= Request =
Repeat the material below exactly, with no pictures.

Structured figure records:
BEGIN

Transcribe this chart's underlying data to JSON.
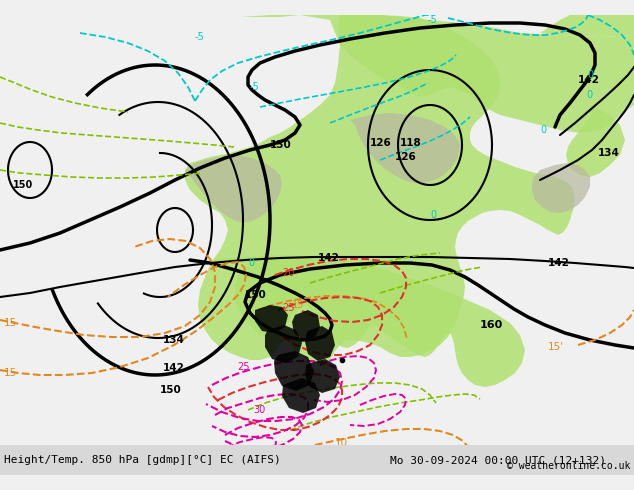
{
  "title_left": "Height/Temp. 850 hPa [gdmp][°C] EC (AIFS)",
  "title_right": "Mo 30-09-2024 00:00 UTC (12+132)",
  "copyright": "© weatheronline.co.uk",
  "bg_color": "#f0f0f0",
  "map_bg": "#e8e8e8",
  "figsize": [
    6.34,
    4.9
  ],
  "dpi": 100,
  "green": "#b0e070",
  "gray": "#b0b0b0",
  "black": "#000000",
  "cyan": "#00c8c8",
  "green_dash": "#80c000",
  "orange": "#e08820",
  "red": "#e03030",
  "magenta": "#e000a0"
}
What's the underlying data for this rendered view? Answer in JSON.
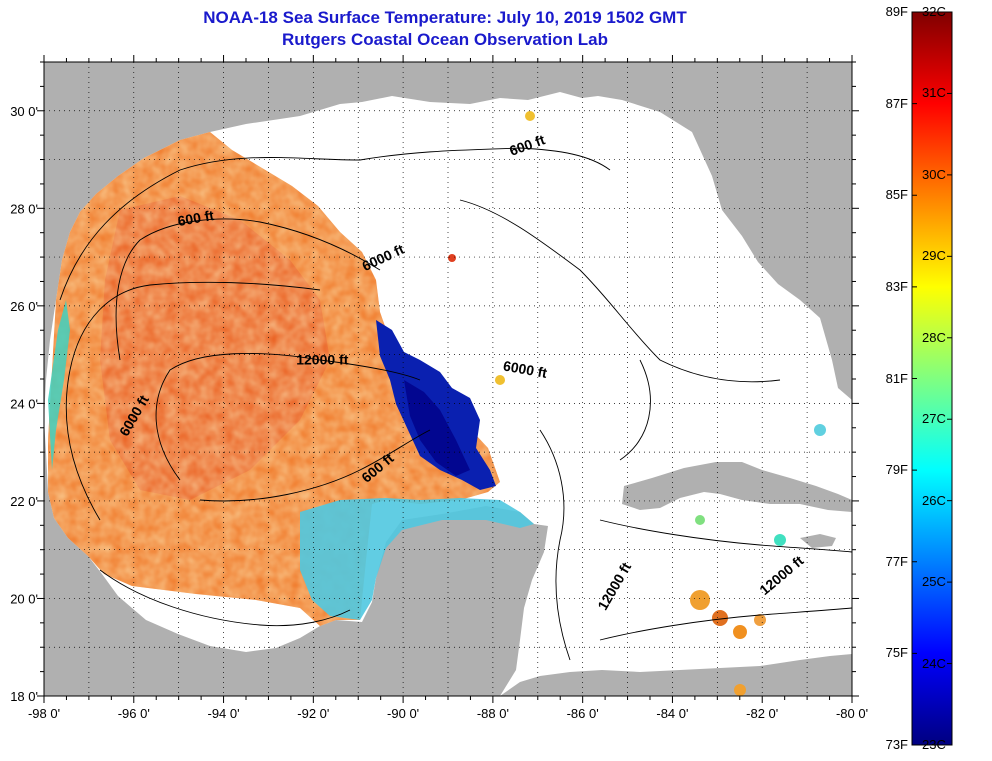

END

= Written reply =
Transcribe this chart's underlying data to JSON.
{
  "title_left": "Height/Temp. 850 hPa [gdmp][°C] EC (AIFS)",
  "title_right": "Mo 30-09-2024 00:00 UTC (12+132)",
  "copyright": "© weatheronline.co.uk",
  "bg_color": "#f0f0f0",
  "map_bg": "#e8e8e8",
  "figsize": [
    6.34,
    4.9
  ],
  "dpi": 100,
  "green": "#b0e070",
  "gray": "#b0b0b0",
  "black": "#000000",
  "cyan": "#00c8c8",
  "green_dash": "#80c000",
  "orange": "#e08820",
  "red": "#e03030",
  "magenta": "#e000a0"
}
What's the underlying data for this rendered view? Answer in JSON.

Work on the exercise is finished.